### Required task
Can you quote the records below in full, word for word?

### Task data

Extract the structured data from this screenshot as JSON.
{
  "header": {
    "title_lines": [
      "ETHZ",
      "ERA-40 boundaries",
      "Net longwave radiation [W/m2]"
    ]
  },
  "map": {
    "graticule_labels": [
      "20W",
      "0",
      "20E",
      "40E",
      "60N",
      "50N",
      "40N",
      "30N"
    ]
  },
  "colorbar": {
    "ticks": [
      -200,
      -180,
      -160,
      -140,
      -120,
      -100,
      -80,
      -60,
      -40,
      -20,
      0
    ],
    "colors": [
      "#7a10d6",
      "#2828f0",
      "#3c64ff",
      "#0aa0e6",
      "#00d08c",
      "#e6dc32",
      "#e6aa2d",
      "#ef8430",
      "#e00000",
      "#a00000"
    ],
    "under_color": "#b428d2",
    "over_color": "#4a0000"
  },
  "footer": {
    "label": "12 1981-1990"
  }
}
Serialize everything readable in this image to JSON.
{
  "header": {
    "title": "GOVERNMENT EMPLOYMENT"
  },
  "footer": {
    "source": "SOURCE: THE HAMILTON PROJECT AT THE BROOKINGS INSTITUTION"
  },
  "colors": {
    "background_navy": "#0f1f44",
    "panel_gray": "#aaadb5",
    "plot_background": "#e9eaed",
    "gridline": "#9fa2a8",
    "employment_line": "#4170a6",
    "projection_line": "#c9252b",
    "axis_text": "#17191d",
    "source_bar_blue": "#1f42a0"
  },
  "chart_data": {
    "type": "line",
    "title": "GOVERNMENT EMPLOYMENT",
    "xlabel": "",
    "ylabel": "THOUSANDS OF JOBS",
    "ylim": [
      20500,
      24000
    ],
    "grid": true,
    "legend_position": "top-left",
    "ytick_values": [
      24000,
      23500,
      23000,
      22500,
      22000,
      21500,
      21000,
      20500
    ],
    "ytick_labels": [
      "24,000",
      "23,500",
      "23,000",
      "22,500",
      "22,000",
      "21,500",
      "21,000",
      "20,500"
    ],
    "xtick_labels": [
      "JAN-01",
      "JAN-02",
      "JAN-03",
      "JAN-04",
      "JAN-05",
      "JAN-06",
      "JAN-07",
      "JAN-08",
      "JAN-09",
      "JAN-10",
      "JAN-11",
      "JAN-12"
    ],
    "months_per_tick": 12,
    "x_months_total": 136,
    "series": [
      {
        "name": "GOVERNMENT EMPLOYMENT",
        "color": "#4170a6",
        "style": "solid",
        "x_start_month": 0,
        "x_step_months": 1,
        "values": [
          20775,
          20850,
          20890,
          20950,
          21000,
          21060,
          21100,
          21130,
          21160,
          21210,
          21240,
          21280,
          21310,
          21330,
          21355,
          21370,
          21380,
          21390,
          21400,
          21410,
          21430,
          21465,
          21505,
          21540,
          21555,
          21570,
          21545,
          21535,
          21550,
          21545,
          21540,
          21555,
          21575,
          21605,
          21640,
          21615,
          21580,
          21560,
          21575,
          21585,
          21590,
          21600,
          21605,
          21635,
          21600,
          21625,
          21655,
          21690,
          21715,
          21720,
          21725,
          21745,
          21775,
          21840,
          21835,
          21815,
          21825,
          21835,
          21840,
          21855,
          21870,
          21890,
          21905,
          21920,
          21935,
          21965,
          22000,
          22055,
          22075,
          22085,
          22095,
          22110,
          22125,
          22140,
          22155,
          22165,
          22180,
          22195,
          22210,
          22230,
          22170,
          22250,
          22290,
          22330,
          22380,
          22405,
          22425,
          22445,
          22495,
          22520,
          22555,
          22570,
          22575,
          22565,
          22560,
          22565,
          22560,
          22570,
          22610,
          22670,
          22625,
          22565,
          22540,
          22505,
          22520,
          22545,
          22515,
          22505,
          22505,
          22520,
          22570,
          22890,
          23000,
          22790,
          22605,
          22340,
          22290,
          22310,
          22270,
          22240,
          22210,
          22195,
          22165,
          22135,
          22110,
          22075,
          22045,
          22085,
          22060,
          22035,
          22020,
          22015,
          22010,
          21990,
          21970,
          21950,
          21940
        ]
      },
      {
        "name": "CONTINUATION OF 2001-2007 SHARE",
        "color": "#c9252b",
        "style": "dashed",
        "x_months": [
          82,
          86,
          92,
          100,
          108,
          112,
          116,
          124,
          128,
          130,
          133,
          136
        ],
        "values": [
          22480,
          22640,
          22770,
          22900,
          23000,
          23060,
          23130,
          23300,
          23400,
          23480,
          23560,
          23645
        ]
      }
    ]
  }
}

### Full output
Extract the structured data from this screenshot as JSON.
{
  "header": {
    "title_lines": [
      "ETHZ",
      "ERA-40 boundaries",
      "Net longwave radiation [W/m2]"
    ]
  },
  "map": {
    "graticule_labels": [
      "20W",
      "0",
      "20E",
      "40E",
      "60N",
      "50N",
      "40N",
      "30N"
    ]
  },
  "colorbar": {
    "ticks": [
      -200,
      -180,
      -160,
      -140,
      -120,
      -100,
      -80,
      -60,
      -40,
      -20,
      0
    ],
    "colors": [
      "#7a10d6",
      "#2828f0",
      "#3c64ff",
      "#0aa0e6",
      "#00d08c",
      "#e6dc32",
      "#e6aa2d",
      "#ef8430",
      "#e00000",
      "#a00000"
    ],
    "under_color": "#b428d2",
    "over_color": "#4a0000"
  },
  "footer": {
    "label": "12 1981-1990"
  }
}
Serialize everything readable in this image to JSON.
{
  "header": {
    "title": "GOVERNMENT EMPLOYMENT"
  },
  "footer": {
    "source": "SOURCE: THE HAMILTON PROJECT AT THE BROOKINGS INSTITUTION"
  },
  "colors": {
    "background_navy": "#0f1f44",
    "panel_gray": "#aaadb5",
    "plot_background": "#e9eaed",
    "gridline": "#9fa2a8",
    "employment_line": "#4170a6",
    "projection_line": "#c9252b",
    "axis_text": "#17191d",
    "source_bar_blue": "#1f42a0"
  },
  "chart_data": {
    "type": "line",
    "title": "GOVERNMENT EMPLOYMENT",
    "xlabel": "",
    "ylabel": "THOUSANDS OF JOBS",
    "ylim": [
      20500,
      24000
    ],
    "grid": true,
    "legend_position": "top-left",
    "ytick_values": [
      24000,
      23500,
      23000,
      22500,
      22000,
      21500,
      21000,
      20500
    ],
    "ytick_labels": [
      "24,000",
      "23,500",
      "23,000",
      "22,500",
      "22,000",
      "21,500",
      "21,000",
      "20,500"
    ],
    "xtick_labels": [
      "JAN-01",
      "JAN-02",
      "JAN-03",
      "JAN-04",
      "JAN-05",
      "JAN-06",
      "JAN-07",
      "JAN-08",
      "JAN-09",
      "JAN-10",
      "JAN-11",
      "JAN-12"
    ],
    "months_per_tick": 12,
    "x_months_total": 136,
    "series": [
      {
        "name": "GOVERNMENT EMPLOYMENT",
        "color": "#4170a6",
        "style": "solid",
        "x_start_month": 0,
        "x_step_months": 1,
        "values": [
          20775,
          20850,
          20890,
          20950,
          21000,
          21060,
          21100,
          21130,
          21160,
          21210,
          21240,
          21280,
          21310,
          21330,
          21355,
          21370,
          21380,
          21390,
          21400,
          21410,
          21430,
          21465,
          21505,
          21540,
          21555,
          21570,
          21545,
          21535,
          21550,
          21545,
          21540,
          21555,
          21575,
          21605,
          21640,
          21615,
          21580,
          21560,
          21575,
          21585,
          21590,
          21600,
          21605,
          21635,
          21600,
          21625,
          21655,
          21690,
          21715,
          21720,
          21725,
          21745,
          21775,
          21840,
          21835,
          21815,
          21825,
          21835,
          21840,
          21855,
          21870,
          21890,
          21905,
          21920,
          21935,
          21965,
          22000,
          22055,
          22075,
          22085,
          22095,
          22110,
          22125,
          22140,
          22155,
          22165,
          22180,
          22195,
          22210,
          22230,
          22170,
          22250,
          22290,
          22330,
          22380,
          22405,
          22425,
          22445,
          22495,
          22520,
          22555,
          22570,
          22575,
          22565,
          22560,
          22565,
          22560,
          22570,
          22610,
          22670,
          22625,
          22565,
          22540,
          22505,
          22520,
          22545,
          22515,
          22505,
          22505,
          22520,
          22570,
          22890,
          23000,
          22790,
          22605,
          22340,
          22290,
          22310,
          22270,
          22240,
          22210,
          22195,
          22165,
          22135,
          22110,
          22075,
          22045,
          22085,
          22060,
          22035,
          22020,
          22015,
          22010,
          21990,
          21970,
          21950,
          21940
        ]
      },
      {
        "name": "CONTINUATION OF 2001-2007 SHARE",
        "color": "#c9252b",
        "style": "dashed",
        "x_months": [
          82,
          86,
          92,
          100,
          108,
          112,
          116,
          124,
          128,
          130,
          133,
          136
        ],
        "values": [
          22480,
          22640,
          22770,
          22900,
          23000,
          23060,
          23130,
          23300,
          23400,
          23480,
          23560,
          23645
        ]
      }
    ]
  }
}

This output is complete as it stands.